Texto fornecido:
• • • •
Off the record

Carlos Queiroz: “um homem contra a nação” à margem do Mundial

É português nascido em Moçambique, mas é como treinador do Irão que tem dado que falar. Tudo por lhe ter calhado a seleção nacional na fase de grupos do Mundial da Rússia e se terem reacendido mágoas do passado.

Ignorado pelos craques lusos, muitos deles por ele orientados quando esteve no lugar de Fernando Santos, Queiroz foi criticado pela postura durante todo o encontro da passada segunda-feira, em Saransk.

O ‘mister’ compatriota, mas adversário no momento, reclamou da arbitragem e até quis ver Cristiano Ronaldo expulso. Disse-o e repetiu-o na conferência de imprensa, depois de ter pressionado os futebolistas das Quinas durante toda a partida.

“Eu não quero estar aqui a falar muito sobre o meu país porque vão fazer uma guerra contra mim, mas estou já habituado a ser um homem contra a nação e não tenho problemas com isso. Depois de [Mundial de] África do Sul, já estou habituado a ter o país contra mim e eu contra o país”, atirou, recuando até 2010, altura em que era o nosso selecionador nacional.

Carlos Queiroz também se mostrou sentido pelo desprezo de alguns atletas portugueses que até já orientou. “Tenho 36 anos de treinador… São quase 20 anos de trabalho nas duas seleções: perto de oito no Irão e 12 com Portugal. Vinte anos da minha vida com as duas seleções, foi um momento especial para mim. No final do jogo fui cumprimentado pelo meu amigo Fernando Santos, por Carlos Godinho e alguns jogadores. Adrien, Bruno Alves, Cédric e Beto. Não me lembro de mais nenhum, mas lembro-me de todos os jogadores espanhóis e brasileiros que me vêm cumprimentar quando jogo com eles”, afirmou.

Cristiano Ronaldo foi um dos que esteve bem longe dele. Calhou e não houve vontade de contacto, depois de, na sequência do fracasso na África do Sul, o craque do Real Madrid ter dito “perguntem ao Carlos”, em resposta ao que tinha falhado.

Em território russo, Portugal passou aos oitavos de final, enviando Queiroz mais cedo para casa, sem com isso terminarem as picardias de bastidores, com trocas de galhardetes sobretudo com Ricardo Quaresma, a quem o agora treinador do Irão deixou de fora dos convocados em 2010 e, desta vez, o pôs fora de prova com um golo de trivela.

Ainda no rescaldo do jogo, na zona mista, o avançado reconheceu que, mais do que os iranianos, o que o irritou foi o treinador deles. “Acho que como português ele deveria respeitar mais os portugueses. Mas como disse isso é conversa para outros dias”, afirmou.
• • • •
O que se pede:
(1) Transcreva do texto sobre Carlos Queiroz tudo desde "Carlos Queiroz também" até "que tinha falhado.".
(2) Na listagem, reescreva tudo desde o início até à linha que contém "page-title: Morrison vs", inclusive, trocando "Min per goal" por "Minutes per goal" e mantendo o resto igual. Apresente só essas linhas.
O texto e a listagem são materiais independentes um do outro.

Excertos da listagem:
• • • •
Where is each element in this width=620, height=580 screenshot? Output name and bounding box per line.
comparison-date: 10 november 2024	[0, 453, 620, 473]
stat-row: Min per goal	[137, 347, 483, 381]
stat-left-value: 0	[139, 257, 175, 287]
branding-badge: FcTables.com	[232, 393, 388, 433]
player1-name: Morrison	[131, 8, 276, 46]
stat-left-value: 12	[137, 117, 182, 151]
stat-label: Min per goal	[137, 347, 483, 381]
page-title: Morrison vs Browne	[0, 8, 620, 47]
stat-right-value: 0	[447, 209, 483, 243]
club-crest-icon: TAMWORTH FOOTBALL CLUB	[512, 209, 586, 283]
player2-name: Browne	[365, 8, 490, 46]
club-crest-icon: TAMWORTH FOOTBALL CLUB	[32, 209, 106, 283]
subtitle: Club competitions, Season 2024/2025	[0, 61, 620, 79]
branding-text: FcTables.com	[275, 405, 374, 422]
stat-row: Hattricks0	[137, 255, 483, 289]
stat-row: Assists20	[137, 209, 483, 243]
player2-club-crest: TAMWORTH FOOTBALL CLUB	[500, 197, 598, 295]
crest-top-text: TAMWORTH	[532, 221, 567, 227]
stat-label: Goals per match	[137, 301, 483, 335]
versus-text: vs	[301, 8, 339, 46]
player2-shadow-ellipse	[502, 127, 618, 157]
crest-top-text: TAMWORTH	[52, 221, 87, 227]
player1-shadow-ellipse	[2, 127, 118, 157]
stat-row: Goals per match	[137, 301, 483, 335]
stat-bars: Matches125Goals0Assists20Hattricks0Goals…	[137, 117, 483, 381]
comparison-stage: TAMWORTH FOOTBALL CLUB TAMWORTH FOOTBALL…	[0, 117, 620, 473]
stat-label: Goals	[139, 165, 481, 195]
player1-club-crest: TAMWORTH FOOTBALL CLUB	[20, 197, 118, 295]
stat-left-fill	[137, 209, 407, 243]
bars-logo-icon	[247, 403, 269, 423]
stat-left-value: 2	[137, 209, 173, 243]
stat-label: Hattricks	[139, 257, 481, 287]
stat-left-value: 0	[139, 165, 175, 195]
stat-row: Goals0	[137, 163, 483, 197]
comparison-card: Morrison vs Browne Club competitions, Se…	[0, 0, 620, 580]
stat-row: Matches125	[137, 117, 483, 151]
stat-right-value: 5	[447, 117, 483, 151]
• • • •
Resultados por tarefa:
(1)
Carlos Queiroz também se mostrou sentido pelo desprezo de alguns atletas portugueses que até já orientou. “Tenho 36 anos de treinador… São quase 20 anos de trabalho nas duas seleções: perto de oito no Irão e 12 com Portugal. Vinte anos da minha vida com as duas seleções, foi um momento especial para mim. No final do jogo fui cumprimentado pelo meu amigo Fernando Santos, por Carlos Godinho e alguns jogadores. Adrien, Bruno Alves, Cédric e Beto. Não me lembro de mais nenhum, mas lembro-me de todos os jogadores espanhóis e brasileiros que me vêm cumprimentar quando jogo com eles”, afirmou.

Cristiano Ronaldo foi um dos que esteve bem longe dele. Calhou e não houve vontade de contacto, depois de, na sequência do fracasso na África do Sul, o craque do Real Madrid ter dito “perguntem ao Carlos”, em resposta ao que tinha falhado.

(2)
Where is each element in this width=620, height=580 screenshot? Output name and bounding box per line.
comparison-date: 10 november 2024	[0, 453, 620, 473]
stat-row: Minutes per goal	[137, 347, 483, 381]
stat-left-value: 0	[139, 257, 175, 287]
branding-badge: FcTables.com	[232, 393, 388, 433]
player1-name: Morrison	[131, 8, 276, 46]
stat-left-value: 12	[137, 117, 182, 151]
stat-label: Minutes per goal	[137, 347, 483, 381]
page-title: Morrison vs Browne	[0, 8, 620, 47]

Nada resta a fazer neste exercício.